Given records:
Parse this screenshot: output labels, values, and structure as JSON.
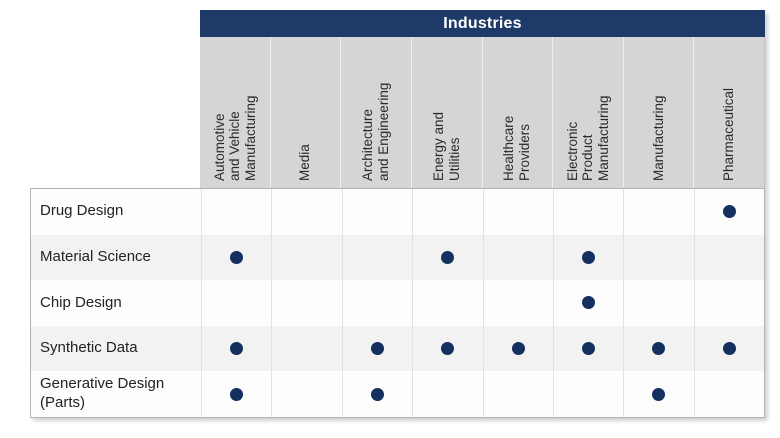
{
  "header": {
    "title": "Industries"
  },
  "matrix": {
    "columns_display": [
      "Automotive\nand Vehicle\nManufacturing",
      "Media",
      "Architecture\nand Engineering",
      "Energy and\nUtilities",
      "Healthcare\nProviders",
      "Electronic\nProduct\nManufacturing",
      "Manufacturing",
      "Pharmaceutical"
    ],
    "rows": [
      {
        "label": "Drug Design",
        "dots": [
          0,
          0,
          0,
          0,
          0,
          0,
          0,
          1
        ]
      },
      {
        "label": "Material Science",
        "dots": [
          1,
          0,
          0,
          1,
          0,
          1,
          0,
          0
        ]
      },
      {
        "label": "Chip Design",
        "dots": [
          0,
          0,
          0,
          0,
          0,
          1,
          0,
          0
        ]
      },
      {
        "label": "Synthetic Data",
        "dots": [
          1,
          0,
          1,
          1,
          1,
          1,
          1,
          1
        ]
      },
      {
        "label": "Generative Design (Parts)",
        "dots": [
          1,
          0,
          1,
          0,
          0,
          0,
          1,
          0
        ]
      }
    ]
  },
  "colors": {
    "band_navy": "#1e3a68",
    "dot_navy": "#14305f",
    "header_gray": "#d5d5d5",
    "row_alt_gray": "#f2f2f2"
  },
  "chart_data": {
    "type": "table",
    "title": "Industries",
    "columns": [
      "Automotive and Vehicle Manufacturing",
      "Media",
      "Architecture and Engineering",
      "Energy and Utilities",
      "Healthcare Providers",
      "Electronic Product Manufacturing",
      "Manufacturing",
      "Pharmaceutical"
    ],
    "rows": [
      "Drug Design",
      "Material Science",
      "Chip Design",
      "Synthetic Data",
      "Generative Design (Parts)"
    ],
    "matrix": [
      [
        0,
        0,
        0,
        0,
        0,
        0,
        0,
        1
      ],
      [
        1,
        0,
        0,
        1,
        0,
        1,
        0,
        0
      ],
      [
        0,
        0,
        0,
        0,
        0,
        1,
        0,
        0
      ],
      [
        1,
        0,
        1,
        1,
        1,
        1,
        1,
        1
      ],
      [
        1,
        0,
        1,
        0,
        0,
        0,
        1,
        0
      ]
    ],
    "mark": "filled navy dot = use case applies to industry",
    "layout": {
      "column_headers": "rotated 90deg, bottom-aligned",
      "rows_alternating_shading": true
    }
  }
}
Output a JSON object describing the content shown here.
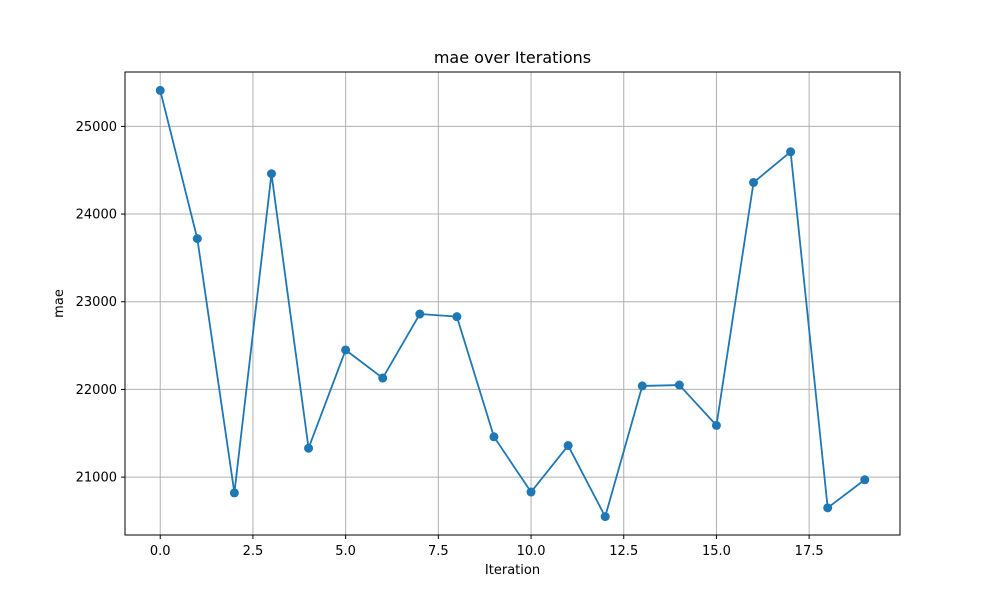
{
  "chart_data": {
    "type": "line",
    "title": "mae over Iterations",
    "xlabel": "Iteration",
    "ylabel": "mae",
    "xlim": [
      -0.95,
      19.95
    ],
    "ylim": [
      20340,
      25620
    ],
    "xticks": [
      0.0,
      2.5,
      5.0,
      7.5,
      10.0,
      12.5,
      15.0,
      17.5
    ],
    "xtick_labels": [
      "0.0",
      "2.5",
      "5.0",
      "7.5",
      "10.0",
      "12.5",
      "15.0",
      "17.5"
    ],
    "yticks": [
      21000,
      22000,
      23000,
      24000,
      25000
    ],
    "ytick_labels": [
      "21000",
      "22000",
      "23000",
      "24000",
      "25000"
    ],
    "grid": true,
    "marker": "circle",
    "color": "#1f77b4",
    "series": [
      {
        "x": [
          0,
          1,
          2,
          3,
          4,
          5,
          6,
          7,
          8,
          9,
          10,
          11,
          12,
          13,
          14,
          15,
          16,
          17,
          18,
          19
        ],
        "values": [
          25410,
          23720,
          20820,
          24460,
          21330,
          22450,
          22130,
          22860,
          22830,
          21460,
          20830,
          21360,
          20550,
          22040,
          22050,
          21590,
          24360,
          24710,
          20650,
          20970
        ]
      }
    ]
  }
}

Task details: The pictures should not be reproduced; quote all of the other material exactly.

Written answer:
Parse this screenshot: output labels, values, and structure as JSON.
{
  "header": {
    "title": "Industries"
  },
  "matrix": {
    "columns_display": [
      "Automotive\nand Vehicle\nManufacturing",
      "Media",
      "Architecture\nand Engineering",
      "Energy and\nUtilities",
      "Healthcare\nProviders",
      "Electronic\nProduct\nManufacturing",
      "Manufacturing",
      "Pharmaceutical"
    ],
    "rows": [
      {
        "label": "Drug Design",
        "dots": [
          0,
          0,
          0,
          0,
          0,
          0,
          0,
          1
        ]
      },
      {
        "label": "Material Science",
        "dots": [
          1,
          0,
          0,
          1,
          0,
          1,
          0,
          0
        ]
      },
      {
        "label": "Chip Design",
        "dots": [
          0,
          0,
          0,
          0,
          0,
          1,
          0,
          0
        ]
      },
      {
        "label": "Synthetic Data",
        "dots": [
          1,
          0,
          1,
          1,
          1,
          1,
          1,
          1
        ]
      },
      {
        "label": "Generative Design (Parts)",
        "dots": [
          1,
          0,
          1,
          0,
          0,
          0,
          1,
          0
        ]
      }
    ]
  },
  "colors": {
    "band_navy": "#1e3a68",
    "dot_navy": "#14305f",
    "header_gray": "#d5d5d5",
    "row_alt_gray": "#f2f2f2"
  },
  "chart_data": {
    "type": "table",
    "title": "Industries",
    "columns": [
      "Automotive and Vehicle Manufacturing",
      "Media",
      "Architecture and Engineering",
      "Energy and Utilities",
      "Healthcare Providers",
      "Electronic Product Manufacturing",
      "Manufacturing",
      "Pharmaceutical"
    ],
    "rows": [
      "Drug Design",
      "Material Science",
      "Chip Design",
      "Synthetic Data",
      "Generative Design (Parts)"
    ],
    "matrix": [
      [
        0,
        0,
        0,
        0,
        0,
        0,
        0,
        1
      ],
      [
        1,
        0,
        0,
        1,
        0,
        1,
        0,
        0
      ],
      [
        0,
        0,
        0,
        0,
        0,
        1,
        0,
        0
      ],
      [
        1,
        0,
        1,
        1,
        1,
        1,
        1,
        1
      ],
      [
        1,
        0,
        1,
        0,
        0,
        0,
        1,
        0
      ]
    ],
    "mark": "filled navy dot = use case applies to industry",
    "layout": {
      "column_headers": "rotated 90deg, bottom-aligned",
      "rows_alternating_shading": true
    }
  }
}
Output a JSON object describing the content shown here.
{
  "chart_data": {
    "type": "line",
    "title": "mae over Iterations",
    "xlabel": "Iteration",
    "ylabel": "mae",
    "xlim": [
      -0.95,
      19.95
    ],
    "ylim": [
      20340,
      25620
    ],
    "xticks": [
      0.0,
      2.5,
      5.0,
      7.5,
      10.0,
      12.5,
      15.0,
      17.5
    ],
    "xtick_labels": [
      "0.0",
      "2.5",
      "5.0",
      "7.5",
      "10.0",
      "12.5",
      "15.0",
      "17.5"
    ],
    "yticks": [
      21000,
      22000,
      23000,
      24000,
      25000
    ],
    "ytick_labels": [
      "21000",
      "22000",
      "23000",
      "24000",
      "25000"
    ],
    "grid": true,
    "marker": "circle",
    "color": "#1f77b4",
    "series": [
      {
        "x": [
          0,
          1,
          2,
          3,
          4,
          5,
          6,
          7,
          8,
          9,
          10,
          11,
          12,
          13,
          14,
          15,
          16,
          17,
          18,
          19
        ],
        "values": [
          25410,
          23720,
          20820,
          24460,
          21330,
          22450,
          22130,
          22860,
          22830,
          21460,
          20830,
          21360,
          20550,
          22040,
          22050,
          21590,
          24360,
          24710,
          20650,
          20970
        ]
      }
    ]
  }
}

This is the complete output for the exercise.